(Records that describe figures)
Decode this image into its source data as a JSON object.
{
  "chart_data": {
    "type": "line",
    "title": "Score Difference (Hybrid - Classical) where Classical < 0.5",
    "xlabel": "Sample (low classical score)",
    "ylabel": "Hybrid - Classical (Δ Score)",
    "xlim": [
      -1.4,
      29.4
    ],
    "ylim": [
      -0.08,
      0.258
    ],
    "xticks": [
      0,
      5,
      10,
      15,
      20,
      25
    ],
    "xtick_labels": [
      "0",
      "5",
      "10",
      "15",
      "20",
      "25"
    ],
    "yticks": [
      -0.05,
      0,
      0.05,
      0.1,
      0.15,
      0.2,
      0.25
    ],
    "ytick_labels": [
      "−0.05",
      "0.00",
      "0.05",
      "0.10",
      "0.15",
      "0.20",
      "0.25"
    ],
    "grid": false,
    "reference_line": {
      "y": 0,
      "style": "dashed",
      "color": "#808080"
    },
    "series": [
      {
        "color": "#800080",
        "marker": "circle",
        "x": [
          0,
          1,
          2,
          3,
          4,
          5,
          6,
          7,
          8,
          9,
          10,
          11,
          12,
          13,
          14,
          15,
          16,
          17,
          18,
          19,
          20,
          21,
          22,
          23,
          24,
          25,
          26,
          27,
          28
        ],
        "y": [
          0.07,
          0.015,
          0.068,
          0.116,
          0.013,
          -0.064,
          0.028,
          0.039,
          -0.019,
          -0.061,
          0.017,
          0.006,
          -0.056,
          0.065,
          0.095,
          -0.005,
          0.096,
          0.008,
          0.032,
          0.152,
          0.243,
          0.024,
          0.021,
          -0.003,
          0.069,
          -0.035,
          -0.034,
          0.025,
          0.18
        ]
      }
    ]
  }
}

TASK INSTRUCTIONS: Repeat all of the entries exactly.

CORRECT RESPONSE:
Decode this image into its source data as a JSON object.
{
  "chart_data": {
    "type": "line",
    "title": "Score Difference (Hybrid - Classical) where Classical < 0.5",
    "xlabel": "Sample (low classical score)",
    "ylabel": "Hybrid - Classical (Δ Score)",
    "xlim": [
      -1.4,
      29.4
    ],
    "ylim": [
      -0.08,
      0.258
    ],
    "xticks": [
      0,
      5,
      10,
      15,
      20,
      25
    ],
    "xtick_labels": [
      "0",
      "5",
      "10",
      "15",
      "20",
      "25"
    ],
    "yticks": [
      -0.05,
      0,
      0.05,
      0.1,
      0.15,
      0.2,
      0.25
    ],
    "ytick_labels": [
      "−0.05",
      "0.00",
      "0.05",
      "0.10",
      "0.15",
      "0.20",
      "0.25"
    ],
    "grid": false,
    "reference_line": {
      "y": 0,
      "style": "dashed",
      "color": "#808080"
    },
    "series": [
      {
        "color": "#800080",
        "marker": "circle",
        "x": [
          0,
          1,
          2,
          3,
          4,
          5,
          6,
          7,
          8,
          9,
          10,
          11,
          12,
          13,
          14,
          15,
          16,
          17,
          18,
          19,
          20,
          21,
          22,
          23,
          24,
          25,
          26,
          27,
          28
        ],
        "y": [
          0.07,
          0.015,
          0.068,
          0.116,
          0.013,
          -0.064,
          0.028,
          0.039,
          -0.019,
          -0.061,
          0.017,
          0.006,
          -0.056,
          0.065,
          0.095,
          -0.005,
          0.096,
          0.008,
          0.032,
          0.152,
          0.243,
          0.024,
          0.021,
          -0.003,
          0.069,
          -0.035,
          -0.034,
          0.025,
          0.18
        ]
      }
    ]
  }
}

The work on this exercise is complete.